-------- Input for this task --------

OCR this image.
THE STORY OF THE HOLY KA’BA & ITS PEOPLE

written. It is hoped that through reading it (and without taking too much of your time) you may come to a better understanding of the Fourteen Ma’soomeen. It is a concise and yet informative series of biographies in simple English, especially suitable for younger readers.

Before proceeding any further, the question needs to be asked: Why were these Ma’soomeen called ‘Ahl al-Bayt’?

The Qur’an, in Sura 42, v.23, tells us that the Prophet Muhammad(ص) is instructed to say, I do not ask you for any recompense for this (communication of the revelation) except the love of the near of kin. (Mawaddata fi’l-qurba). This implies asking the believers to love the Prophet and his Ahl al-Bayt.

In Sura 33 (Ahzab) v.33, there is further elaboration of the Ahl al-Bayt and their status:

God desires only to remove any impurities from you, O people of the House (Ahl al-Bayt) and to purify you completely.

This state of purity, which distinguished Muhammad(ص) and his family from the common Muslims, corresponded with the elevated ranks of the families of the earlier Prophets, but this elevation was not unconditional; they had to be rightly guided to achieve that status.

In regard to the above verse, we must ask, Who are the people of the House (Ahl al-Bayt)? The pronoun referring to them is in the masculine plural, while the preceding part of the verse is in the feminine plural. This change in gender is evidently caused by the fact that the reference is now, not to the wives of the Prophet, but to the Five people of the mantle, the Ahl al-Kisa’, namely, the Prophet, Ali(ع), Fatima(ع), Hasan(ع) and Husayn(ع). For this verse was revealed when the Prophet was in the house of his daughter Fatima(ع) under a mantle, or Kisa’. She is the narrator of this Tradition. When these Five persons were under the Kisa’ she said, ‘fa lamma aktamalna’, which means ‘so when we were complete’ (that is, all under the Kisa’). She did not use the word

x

--------

• [Given problem]
Retype all the material above precisely, with no line left out.

• [Result]
OCR this image.
THE STORY OF THE HOLY KA’BA & ITS PEOPLE

written. It is hoped that through reading it (and without taking too much of your time) you may come to a better understanding of the Fourteen Ma’soomeen. It is a concise and yet informative series of biographies in simple English, especially suitable for younger readers.

Before proceeding any further, the question needs to be asked: Why were these Ma’soomeen called ‘Ahl al-Bayt’?

The Qur’an, in Sura 42, v.23, tells us that the Prophet Muhammad(ص) is instructed to say, I do not ask you for any recompense for this (communication of the revelation) except the love of the near of kin. (Mawaddata fi’l-qurba). This implies asking the believers to love the Prophet and his Ahl al-Bayt.

In Sura 33 (Ahzab) v.33, there is further elaboration of the Ahl al-Bayt and their status:

God desires only to remove any impurities from you, O people of the House (Ahl al-Bayt) and to purify you completely.

This state of purity, which distinguished Muhammad(ص) and his family from the common Muslims, corresponded with the elevated ranks of the families of the earlier Prophets, but this elevation was not unconditional; they had to be rightly guided to achieve that status.

In regard to the above verse, we must ask, Who are the people of the House (Ahl al-Bayt)? The pronoun referring to them is in the masculine plural, while the preceding part of the verse is in the feminine plural. This change in gender is evidently caused by the fact that the reference is now, not to the wives of the Prophet, but to the Five people of the mantle, the Ahl al-Kisa’, namely, the Prophet, Ali(ع), Fatima(ع), Hasan(ع) and Husayn(ع). For this verse was revealed when the Prophet was in the house of his daughter Fatima(ع) under a mantle, or Kisa’. She is the narrator of this Tradition. When these Five persons were under the Kisa’ she said, ‘fa lamma aktamalna’, which means ‘so when we were complete’ (that is, all under the Kisa’). She did not use the word

x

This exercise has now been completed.